--- Material provided ---

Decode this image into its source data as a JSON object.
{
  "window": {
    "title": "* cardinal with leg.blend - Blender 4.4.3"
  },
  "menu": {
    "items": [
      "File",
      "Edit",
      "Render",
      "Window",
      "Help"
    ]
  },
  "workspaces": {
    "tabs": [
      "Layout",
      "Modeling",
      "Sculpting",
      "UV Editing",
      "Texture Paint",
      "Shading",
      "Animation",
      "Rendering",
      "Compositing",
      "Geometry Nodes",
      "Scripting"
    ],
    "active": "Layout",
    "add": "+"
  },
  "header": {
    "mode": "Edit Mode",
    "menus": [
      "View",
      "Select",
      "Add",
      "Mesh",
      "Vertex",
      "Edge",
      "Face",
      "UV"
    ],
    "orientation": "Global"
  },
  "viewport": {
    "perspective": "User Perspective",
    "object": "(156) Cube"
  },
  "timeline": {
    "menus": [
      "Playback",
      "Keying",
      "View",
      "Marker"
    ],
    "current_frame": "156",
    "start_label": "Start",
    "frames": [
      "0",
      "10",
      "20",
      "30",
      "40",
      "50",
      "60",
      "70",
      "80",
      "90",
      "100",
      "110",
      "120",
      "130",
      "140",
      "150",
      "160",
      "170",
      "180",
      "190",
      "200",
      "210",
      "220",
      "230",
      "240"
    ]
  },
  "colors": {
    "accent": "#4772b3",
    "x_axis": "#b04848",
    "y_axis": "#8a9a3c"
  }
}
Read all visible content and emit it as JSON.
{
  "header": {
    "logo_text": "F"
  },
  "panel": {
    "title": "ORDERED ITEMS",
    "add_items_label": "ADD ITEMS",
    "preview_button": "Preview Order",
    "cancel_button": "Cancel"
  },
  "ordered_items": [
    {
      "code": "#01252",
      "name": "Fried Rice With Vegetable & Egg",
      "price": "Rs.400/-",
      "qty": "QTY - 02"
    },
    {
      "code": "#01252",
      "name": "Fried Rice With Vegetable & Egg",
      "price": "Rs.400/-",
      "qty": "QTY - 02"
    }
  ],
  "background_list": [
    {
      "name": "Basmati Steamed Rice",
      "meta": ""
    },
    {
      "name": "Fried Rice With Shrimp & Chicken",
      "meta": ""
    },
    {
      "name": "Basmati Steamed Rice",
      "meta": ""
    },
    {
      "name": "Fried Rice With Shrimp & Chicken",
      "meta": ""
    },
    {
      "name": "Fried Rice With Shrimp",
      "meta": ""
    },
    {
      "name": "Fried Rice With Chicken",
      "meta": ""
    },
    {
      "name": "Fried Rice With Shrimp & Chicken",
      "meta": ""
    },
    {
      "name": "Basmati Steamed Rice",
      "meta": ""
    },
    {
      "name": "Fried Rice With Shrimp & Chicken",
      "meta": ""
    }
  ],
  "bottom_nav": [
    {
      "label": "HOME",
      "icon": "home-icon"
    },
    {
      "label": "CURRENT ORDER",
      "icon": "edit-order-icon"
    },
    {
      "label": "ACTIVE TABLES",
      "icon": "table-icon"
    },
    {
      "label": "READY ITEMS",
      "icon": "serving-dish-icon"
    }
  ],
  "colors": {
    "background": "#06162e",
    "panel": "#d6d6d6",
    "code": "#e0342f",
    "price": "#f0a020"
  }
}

---

Lines from the one containing "Read all visible content and emit it as JSON." through the final line are to be given again verbatim, with nothing before or after.

- [Expected output]:
Read all visible content and emit it as JSON.
{
  "header": {
    "logo_text": "F"
  },
  "panel": {
    "title": "ORDERED ITEMS",
    "add_items_label": "ADD ITEMS",
    "preview_button": "Preview Order",
    "cancel_button": "Cancel"
  },
  "ordered_items": [
    {
      "code": "#01252",
      "name": "Fried Rice With Vegetable & Egg",
      "price": "Rs.400/-",
      "qty": "QTY - 02"
    },
    {
      "code": "#01252",
      "name": "Fried Rice With Vegetable & Egg",
      "price": "Rs.400/-",
      "qty": "QTY - 02"
    }
  ],
  "background_list": [
    {
      "name": "Basmati Steamed Rice",
      "meta": ""
    },
    {
      "name": "Fried Rice With Shrimp & Chicken",
      "meta": ""
    },
    {
      "name": "Basmati Steamed Rice",
      "meta": ""
    },
    {
      "name": "Fried Rice With Shrimp & Chicken",
      "meta": ""
    },
    {
      "name": "Fried Rice With Shrimp",
      "meta": ""
    },
    {
      "name": "Fried Rice With Chicken",
      "meta": ""
    },
    {
      "name": "Fried Rice With Shrimp & Chicken",
      "meta": ""
    },
    {
      "name": "Basmati Steamed Rice",
      "meta": ""
    },
    {
      "name": "Fried Rice With Shrimp & Chicken",
      "meta": ""
    }
  ],
  "bottom_nav": [
    {
      "label": "HOME",
      "icon": "home-icon"
    },
    {
      "label": "CURRENT ORDER",
      "icon": "edit-order-icon"
    },
    {
      "label": "ACTIVE TABLES",
      "icon": "table-icon"
    },
    {
      "label": "READY ITEMS",
      "icon": "serving-dish-icon"
    }
  ],
  "colors": {
    "background": "#06162e",
    "panel": "#d6d6d6",
    "code": "#e0342f",
    "price": "#f0a020"
  }
}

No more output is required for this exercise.